** start of Provided data **

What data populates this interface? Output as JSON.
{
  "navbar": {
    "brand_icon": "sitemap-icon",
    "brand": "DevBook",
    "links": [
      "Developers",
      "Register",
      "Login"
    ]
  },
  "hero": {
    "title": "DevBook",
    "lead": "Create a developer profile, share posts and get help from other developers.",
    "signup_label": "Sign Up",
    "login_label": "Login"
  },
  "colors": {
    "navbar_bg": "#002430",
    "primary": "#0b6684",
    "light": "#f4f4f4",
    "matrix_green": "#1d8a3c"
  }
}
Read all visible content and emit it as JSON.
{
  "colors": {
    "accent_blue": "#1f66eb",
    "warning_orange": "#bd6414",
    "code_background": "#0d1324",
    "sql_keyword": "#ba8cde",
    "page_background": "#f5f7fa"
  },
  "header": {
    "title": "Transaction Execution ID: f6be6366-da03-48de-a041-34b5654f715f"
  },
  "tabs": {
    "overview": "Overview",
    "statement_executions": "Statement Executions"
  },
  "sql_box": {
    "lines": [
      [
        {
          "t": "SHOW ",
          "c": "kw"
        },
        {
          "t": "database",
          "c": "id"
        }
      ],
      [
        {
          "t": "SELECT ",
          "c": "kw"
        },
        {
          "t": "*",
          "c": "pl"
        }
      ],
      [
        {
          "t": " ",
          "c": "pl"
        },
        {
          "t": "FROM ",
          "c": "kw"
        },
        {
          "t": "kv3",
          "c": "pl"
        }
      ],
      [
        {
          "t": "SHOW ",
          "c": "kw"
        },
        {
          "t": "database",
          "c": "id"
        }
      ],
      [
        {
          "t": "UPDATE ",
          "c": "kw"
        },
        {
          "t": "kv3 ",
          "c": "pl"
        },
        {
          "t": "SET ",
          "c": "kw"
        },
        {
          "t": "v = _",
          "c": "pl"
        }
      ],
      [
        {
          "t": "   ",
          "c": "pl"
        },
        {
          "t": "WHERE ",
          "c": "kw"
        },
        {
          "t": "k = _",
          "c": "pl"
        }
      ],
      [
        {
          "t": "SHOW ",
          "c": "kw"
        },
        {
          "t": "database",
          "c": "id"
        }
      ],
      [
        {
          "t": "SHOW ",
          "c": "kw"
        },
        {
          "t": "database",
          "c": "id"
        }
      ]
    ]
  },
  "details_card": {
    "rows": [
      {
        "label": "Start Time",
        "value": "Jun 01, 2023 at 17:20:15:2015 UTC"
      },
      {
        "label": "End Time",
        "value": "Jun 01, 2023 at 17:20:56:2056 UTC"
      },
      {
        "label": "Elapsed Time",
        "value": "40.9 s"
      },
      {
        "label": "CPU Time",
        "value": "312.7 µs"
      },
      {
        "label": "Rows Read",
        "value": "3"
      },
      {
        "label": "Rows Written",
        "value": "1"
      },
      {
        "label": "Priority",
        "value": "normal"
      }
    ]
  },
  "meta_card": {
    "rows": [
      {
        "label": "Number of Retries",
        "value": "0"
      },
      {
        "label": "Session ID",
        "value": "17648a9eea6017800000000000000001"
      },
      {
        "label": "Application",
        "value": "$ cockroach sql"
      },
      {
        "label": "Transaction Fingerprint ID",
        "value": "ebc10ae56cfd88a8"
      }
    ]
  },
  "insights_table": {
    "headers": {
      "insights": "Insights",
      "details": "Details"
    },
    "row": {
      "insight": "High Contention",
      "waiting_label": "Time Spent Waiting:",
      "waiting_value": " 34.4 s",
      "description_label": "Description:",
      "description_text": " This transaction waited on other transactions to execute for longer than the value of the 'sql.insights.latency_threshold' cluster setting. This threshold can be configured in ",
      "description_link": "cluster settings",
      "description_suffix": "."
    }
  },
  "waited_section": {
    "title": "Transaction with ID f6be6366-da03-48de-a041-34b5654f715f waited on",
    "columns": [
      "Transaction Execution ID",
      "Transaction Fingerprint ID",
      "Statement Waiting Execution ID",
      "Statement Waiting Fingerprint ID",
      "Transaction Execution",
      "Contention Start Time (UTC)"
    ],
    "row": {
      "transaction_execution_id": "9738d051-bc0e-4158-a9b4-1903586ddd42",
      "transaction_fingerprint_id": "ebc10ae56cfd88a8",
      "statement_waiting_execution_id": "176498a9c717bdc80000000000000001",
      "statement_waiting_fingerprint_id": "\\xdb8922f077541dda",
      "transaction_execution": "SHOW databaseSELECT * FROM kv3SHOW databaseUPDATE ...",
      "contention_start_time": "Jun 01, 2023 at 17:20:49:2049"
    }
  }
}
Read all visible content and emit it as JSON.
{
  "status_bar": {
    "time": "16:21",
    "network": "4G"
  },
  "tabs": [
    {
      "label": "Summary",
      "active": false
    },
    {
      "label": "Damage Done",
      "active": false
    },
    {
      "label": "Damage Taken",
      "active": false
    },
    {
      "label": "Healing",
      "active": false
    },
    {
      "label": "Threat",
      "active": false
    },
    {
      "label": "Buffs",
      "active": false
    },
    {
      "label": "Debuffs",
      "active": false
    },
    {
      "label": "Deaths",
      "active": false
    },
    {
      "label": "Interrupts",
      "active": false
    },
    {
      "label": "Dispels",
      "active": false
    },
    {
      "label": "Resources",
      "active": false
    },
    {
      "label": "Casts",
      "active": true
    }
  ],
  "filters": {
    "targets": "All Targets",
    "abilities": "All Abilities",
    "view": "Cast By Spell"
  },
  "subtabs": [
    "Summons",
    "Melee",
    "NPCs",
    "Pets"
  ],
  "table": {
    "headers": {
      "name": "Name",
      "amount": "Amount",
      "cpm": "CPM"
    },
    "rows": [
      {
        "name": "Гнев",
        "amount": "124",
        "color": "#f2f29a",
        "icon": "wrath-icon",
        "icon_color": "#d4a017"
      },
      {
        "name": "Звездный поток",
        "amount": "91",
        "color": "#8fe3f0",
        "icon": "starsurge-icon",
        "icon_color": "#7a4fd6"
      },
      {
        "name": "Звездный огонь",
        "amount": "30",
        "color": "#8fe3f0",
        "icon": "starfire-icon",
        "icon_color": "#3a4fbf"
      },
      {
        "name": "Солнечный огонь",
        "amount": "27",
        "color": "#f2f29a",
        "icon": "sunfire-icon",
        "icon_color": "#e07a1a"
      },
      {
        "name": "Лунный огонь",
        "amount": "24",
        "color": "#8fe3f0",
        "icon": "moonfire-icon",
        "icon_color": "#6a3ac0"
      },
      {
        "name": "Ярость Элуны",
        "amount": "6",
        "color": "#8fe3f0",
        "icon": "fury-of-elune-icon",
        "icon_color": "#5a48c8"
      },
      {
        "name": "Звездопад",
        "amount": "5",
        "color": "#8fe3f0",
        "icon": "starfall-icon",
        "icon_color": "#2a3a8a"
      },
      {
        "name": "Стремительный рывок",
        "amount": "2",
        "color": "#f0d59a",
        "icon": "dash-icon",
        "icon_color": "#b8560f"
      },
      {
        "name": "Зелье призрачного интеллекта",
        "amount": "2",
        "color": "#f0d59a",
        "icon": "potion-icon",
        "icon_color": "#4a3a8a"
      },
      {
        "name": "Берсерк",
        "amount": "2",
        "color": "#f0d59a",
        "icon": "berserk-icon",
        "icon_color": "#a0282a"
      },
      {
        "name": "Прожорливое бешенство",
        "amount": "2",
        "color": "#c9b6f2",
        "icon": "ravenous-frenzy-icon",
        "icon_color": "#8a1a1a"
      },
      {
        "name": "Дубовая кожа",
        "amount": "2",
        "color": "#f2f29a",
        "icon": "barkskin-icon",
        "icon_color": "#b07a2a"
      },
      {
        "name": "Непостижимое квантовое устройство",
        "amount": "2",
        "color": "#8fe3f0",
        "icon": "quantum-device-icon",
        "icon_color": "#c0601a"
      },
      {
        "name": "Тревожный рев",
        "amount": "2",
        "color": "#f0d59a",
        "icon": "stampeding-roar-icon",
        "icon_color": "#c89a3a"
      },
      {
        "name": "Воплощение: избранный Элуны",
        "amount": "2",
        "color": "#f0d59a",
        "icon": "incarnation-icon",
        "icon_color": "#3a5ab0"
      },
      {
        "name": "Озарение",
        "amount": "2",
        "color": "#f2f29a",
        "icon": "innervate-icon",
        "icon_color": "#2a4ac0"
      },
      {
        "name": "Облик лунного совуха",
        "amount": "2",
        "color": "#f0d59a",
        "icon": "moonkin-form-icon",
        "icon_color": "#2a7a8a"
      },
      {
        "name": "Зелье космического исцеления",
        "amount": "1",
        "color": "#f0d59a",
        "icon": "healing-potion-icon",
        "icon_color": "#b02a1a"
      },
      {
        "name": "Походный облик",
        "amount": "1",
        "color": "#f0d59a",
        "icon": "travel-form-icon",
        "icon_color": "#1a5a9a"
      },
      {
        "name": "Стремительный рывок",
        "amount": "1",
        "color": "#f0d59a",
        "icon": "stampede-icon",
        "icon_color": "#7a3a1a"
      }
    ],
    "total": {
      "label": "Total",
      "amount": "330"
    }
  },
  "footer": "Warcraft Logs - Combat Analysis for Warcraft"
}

** end of Provided data **

Task objective: From the data above, count the lines where "title" occurs and give that figure and nothing else.

Right answer: 3